The very real, inherent problem with wealth distribution is the insatiable wants of the recipients versus the finite resources of the donors. Eventually everyone ends up broke; no one is too big to fail.
Please allow me to give an example to illustrate the foolishness of bleeding the more well-to-do among us.
I have played a little hold’em poker in my day. Although I have won a couple of small Vegas tournaments, I’m not really very good. I am, however, occasionally intrigued by the coolness with which top-of-the-line professionals can push tens of thousands of dollars into the middle of a table, either on a pure bluff or hoping for a particular suit or card to be turned over.
Every year, Binion’s Horseshoe Casino hosts the World Series of Poker. Participants buy in for $10,000. Everyday players have a rare opportunity to witness firsthand the world’s best players competing.
Since we live in a democratic republic, let’s redistribute some wealth. Close the casino’s doors and let’s have an in-house, one-person, one-vote referendum. I propose that at the beginning of each hour, two percent of all of the poker chips sitting on the tables be distributed to all of the fans watching the games.
Come on, now, it’s only two percent.
The vote would be rather lopsided, I presume. The hundreds of fans would vote “yes” overwhelmingly, while the greedy players (those actually in the games and taking all of the risks) would probably all vote “no.” Undoubtedly George W. Republicans -- boo, hiss.
The referendum would pass easily.
Once word got around, of course, the spectators’ area would be flooded with freeloaders wanting some of the loot. As the hours and days wore on, the quantity of the poker chips on the gaming tables would greatly diminish. Fights would break out in the seating area over the limited number of chairs available.

(EXERCISE DIRECTIONS):
Reproduce the portion of the essay on wealth redistribution between "Come on, now, it’s" and "would pass easily.", inclusive, keeping every word and punctuation mark unchanged.

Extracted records

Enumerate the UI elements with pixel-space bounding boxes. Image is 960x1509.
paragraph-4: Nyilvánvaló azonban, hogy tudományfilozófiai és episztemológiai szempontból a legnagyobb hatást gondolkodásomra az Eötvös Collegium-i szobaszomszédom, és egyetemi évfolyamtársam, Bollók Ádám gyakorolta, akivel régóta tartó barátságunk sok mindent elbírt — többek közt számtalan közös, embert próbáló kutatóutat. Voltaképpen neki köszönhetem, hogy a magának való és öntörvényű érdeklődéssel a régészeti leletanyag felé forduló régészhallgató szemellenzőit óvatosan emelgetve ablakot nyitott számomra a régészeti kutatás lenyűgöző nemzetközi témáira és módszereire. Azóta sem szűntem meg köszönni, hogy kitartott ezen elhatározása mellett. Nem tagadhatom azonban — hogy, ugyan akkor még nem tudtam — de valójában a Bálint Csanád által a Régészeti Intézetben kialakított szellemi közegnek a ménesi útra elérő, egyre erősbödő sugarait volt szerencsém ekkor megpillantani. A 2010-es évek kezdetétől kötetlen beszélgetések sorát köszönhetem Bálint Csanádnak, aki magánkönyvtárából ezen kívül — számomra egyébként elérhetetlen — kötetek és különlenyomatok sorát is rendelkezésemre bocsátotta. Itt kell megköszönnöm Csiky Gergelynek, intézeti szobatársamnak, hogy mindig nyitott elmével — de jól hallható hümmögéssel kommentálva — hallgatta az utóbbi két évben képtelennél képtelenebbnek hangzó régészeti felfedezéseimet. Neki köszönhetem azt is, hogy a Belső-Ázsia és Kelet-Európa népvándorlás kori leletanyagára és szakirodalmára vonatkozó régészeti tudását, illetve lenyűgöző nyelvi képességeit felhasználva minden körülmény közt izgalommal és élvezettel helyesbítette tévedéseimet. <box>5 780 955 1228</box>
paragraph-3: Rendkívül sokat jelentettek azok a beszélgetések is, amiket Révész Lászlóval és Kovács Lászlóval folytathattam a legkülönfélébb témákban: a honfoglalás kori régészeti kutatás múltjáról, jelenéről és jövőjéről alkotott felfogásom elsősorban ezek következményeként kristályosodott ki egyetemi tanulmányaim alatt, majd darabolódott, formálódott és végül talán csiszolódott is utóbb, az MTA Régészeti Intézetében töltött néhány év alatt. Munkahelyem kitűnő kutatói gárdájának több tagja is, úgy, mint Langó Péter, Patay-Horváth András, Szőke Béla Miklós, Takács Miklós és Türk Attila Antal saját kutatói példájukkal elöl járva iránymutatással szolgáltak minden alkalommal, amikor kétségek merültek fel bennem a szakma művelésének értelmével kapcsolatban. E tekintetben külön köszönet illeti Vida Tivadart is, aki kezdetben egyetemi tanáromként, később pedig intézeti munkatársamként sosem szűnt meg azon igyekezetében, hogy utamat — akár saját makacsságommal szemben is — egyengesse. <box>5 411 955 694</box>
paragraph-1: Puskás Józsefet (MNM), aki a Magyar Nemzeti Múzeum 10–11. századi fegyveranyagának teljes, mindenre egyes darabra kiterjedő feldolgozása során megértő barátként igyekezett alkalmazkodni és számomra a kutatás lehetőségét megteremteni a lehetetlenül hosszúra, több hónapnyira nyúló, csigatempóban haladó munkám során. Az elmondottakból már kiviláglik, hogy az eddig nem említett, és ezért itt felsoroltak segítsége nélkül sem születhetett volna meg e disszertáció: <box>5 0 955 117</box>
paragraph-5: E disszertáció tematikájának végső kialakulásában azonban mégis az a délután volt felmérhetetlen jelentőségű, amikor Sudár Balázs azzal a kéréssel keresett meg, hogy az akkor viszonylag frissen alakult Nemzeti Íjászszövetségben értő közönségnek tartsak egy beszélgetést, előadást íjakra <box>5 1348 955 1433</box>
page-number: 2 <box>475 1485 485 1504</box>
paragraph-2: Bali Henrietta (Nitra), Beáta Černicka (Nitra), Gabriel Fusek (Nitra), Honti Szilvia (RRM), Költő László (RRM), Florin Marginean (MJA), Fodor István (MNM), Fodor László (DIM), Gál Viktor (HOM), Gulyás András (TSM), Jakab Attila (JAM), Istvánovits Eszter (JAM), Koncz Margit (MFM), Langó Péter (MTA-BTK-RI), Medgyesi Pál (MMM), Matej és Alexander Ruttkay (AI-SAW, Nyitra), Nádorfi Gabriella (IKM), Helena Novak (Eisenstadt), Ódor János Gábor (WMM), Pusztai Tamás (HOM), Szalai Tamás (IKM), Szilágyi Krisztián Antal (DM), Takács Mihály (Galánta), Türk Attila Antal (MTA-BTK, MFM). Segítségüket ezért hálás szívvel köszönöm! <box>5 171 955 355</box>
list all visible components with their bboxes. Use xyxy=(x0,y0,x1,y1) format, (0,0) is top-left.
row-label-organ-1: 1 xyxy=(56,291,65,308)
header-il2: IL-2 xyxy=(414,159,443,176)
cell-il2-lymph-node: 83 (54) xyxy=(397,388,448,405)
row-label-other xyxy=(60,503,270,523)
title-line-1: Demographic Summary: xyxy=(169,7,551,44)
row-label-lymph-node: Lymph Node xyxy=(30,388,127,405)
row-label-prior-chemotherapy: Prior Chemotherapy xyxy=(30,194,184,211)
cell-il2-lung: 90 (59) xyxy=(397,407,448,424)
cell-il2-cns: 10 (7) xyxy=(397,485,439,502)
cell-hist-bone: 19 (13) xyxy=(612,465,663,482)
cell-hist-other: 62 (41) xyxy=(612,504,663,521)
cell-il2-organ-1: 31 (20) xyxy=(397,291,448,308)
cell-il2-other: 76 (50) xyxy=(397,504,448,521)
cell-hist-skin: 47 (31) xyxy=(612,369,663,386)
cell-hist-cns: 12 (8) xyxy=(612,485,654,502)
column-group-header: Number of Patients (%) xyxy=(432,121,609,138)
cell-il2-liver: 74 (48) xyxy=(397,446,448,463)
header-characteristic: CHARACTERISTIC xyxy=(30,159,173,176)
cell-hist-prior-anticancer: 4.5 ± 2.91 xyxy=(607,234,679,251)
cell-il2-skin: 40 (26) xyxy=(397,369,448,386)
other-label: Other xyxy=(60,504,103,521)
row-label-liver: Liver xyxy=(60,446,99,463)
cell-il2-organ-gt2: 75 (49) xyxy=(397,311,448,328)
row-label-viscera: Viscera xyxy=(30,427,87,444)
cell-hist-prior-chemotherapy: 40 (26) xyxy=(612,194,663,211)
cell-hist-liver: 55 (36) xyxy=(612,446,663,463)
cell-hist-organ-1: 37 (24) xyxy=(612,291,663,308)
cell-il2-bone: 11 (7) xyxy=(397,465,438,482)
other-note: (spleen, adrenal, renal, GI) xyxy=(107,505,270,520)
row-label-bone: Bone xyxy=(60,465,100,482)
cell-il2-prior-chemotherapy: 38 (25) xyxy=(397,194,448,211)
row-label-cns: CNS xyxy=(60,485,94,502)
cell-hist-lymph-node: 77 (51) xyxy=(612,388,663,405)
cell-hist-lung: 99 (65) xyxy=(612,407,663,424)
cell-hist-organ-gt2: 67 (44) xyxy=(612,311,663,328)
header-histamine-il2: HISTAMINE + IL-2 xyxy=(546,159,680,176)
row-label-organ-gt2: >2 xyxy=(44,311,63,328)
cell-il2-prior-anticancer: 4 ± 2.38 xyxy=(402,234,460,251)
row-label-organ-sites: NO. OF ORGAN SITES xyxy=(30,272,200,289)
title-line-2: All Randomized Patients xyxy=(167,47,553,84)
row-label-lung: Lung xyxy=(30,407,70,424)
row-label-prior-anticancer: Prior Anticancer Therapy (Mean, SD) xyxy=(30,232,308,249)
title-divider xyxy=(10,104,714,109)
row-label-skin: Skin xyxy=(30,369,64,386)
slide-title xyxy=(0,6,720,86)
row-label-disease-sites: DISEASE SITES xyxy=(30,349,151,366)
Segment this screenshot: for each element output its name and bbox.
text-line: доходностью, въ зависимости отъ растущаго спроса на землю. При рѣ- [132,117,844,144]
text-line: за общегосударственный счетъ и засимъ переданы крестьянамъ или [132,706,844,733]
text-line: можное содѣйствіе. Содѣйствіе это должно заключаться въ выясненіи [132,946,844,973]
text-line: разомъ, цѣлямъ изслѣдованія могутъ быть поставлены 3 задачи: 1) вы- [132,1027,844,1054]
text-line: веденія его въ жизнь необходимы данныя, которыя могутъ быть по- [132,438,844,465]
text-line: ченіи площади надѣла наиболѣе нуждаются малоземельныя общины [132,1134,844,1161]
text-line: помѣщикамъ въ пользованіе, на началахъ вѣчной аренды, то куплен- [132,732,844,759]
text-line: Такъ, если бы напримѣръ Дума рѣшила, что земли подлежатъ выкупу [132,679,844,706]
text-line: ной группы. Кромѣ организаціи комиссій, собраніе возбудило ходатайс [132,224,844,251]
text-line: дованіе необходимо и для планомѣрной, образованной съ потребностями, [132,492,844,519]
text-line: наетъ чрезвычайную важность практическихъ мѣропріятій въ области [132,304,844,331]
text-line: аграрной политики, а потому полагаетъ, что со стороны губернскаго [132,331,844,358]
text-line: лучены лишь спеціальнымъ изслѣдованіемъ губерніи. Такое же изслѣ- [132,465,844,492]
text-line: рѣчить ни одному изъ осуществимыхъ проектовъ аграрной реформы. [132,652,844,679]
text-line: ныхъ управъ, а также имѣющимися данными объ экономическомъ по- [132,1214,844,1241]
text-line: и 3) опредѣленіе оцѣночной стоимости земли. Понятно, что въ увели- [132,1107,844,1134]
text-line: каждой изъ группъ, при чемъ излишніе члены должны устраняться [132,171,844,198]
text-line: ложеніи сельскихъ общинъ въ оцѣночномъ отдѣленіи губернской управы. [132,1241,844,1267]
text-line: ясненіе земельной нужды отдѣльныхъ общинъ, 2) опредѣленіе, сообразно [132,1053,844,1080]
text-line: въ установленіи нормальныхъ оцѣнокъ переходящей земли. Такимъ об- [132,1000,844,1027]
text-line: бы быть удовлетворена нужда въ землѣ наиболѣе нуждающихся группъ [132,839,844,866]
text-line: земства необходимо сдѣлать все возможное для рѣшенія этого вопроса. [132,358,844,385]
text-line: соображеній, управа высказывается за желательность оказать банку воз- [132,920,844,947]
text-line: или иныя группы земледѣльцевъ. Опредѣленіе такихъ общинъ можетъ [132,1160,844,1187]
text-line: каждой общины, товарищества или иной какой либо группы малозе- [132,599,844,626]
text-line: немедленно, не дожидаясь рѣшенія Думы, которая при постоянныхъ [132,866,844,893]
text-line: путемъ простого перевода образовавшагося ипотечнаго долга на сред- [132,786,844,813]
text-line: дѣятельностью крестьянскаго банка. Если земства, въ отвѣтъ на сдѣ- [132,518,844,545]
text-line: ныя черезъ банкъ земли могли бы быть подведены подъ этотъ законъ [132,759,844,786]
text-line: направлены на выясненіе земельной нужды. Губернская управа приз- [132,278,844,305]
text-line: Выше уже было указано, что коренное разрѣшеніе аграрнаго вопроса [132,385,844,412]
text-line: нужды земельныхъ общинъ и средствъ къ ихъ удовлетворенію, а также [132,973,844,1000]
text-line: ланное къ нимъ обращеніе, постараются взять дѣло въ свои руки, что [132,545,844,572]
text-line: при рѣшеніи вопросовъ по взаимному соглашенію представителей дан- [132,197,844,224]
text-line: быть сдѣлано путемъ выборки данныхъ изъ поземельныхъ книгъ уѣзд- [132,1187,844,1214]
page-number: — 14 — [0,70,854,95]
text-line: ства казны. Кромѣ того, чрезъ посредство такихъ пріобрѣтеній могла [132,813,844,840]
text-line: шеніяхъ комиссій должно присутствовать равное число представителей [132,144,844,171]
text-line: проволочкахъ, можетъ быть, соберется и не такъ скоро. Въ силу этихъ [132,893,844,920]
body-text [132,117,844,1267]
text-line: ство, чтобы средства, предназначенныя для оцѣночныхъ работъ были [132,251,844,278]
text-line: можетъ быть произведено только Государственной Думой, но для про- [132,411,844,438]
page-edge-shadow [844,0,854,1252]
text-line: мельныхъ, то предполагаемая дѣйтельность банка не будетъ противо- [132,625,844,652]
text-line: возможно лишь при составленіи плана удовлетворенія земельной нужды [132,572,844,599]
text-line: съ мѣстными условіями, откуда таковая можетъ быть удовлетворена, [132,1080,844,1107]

(ANSWER BELOW):
Come on, now, it’s only two percent.
The vote would be rather lopsided, I presume. The hundreds of fans would vote “yes” overwhelmingly, while the greedy players (those actually in the games and taking all of the risks) would probably all vote “no.” Undoubtedly George W. Republicans -- boo, hiss.
The referendum would pass easily.